* Exercise: Quote the whole listing exactly. Leave the pictures out of your copy.
--- START Data in this exercise ---
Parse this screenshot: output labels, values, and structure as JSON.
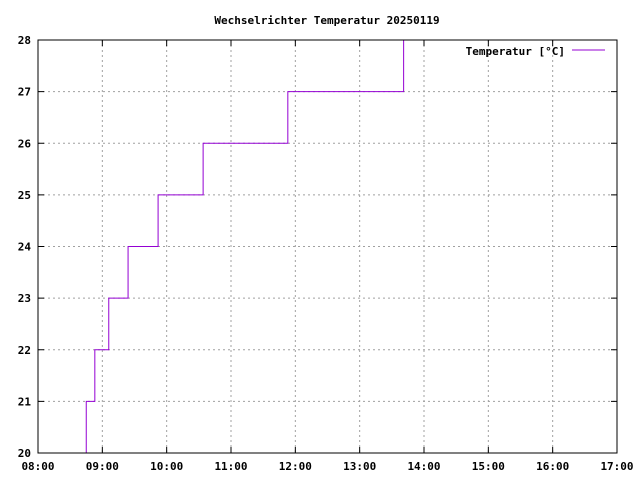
{
  "chart_data": {
    "type": "line",
    "title": "Wechselrichter Temperatur 20250119",
    "xlabel": "",
    "ylabel": "",
    "x_tick_labels": [
      "08:00",
      "09:00",
      "10:00",
      "11:00",
      "12:00",
      "13:00",
      "14:00",
      "15:00",
      "16:00",
      "17:00"
    ],
    "y_tick_labels": [
      "20",
      "21",
      "22",
      "23",
      "24",
      "25",
      "26",
      "27",
      "28"
    ],
    "xlim": [
      "08:00",
      "17:00"
    ],
    "ylim": [
      20,
      28
    ],
    "grid": true,
    "legend_position": "top-right",
    "step": true,
    "series": [
      {
        "name": "Temperatur [°C]",
        "color": "#9400d3",
        "points": [
          {
            "x": "08:43",
            "y": 20
          },
          {
            "x": "08:45",
            "y": 21
          },
          {
            "x": "08:53",
            "y": 22
          },
          {
            "x": "09:06",
            "y": 23
          },
          {
            "x": "09:24",
            "y": 24
          },
          {
            "x": "09:52",
            "y": 25
          },
          {
            "x": "10:34",
            "y": 26
          },
          {
            "x": "11:53",
            "y": 27
          },
          {
            "x": "13:41",
            "y": 28
          }
        ]
      }
    ]
  }
}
--- END Data in this exercise ---
* Finished task:
Parse this screenshot: output labels, values, and structure as JSON.
{
  "chart_data": {
    "type": "line",
    "title": "Wechselrichter Temperatur 20250119",
    "xlabel": "",
    "ylabel": "",
    "x_tick_labels": [
      "08:00",
      "09:00",
      "10:00",
      "11:00",
      "12:00",
      "13:00",
      "14:00",
      "15:00",
      "16:00",
      "17:00"
    ],
    "y_tick_labels": [
      "20",
      "21",
      "22",
      "23",
      "24",
      "25",
      "26",
      "27",
      "28"
    ],
    "xlim": [
      "08:00",
      "17:00"
    ],
    "ylim": [
      20,
      28
    ],
    "grid": true,
    "legend_position": "top-right",
    "step": true,
    "series": [
      {
        "name": "Temperatur [°C]",
        "color": "#9400d3",
        "points": [
          {
            "x": "08:43",
            "y": 20
          },
          {
            "x": "08:45",
            "y": 21
          },
          {
            "x": "08:53",
            "y": 22
          },
          {
            "x": "09:06",
            "y": 23
          },
          {
            "x": "09:24",
            "y": 24
          },
          {
            "x": "09:52",
            "y": 25
          },
          {
            "x": "10:34",
            "y": 26
          },
          {
            "x": "11:53",
            "y": 27
          },
          {
            "x": "13:41",
            "y": 28
          }
        ]
      }
    ]
  }
}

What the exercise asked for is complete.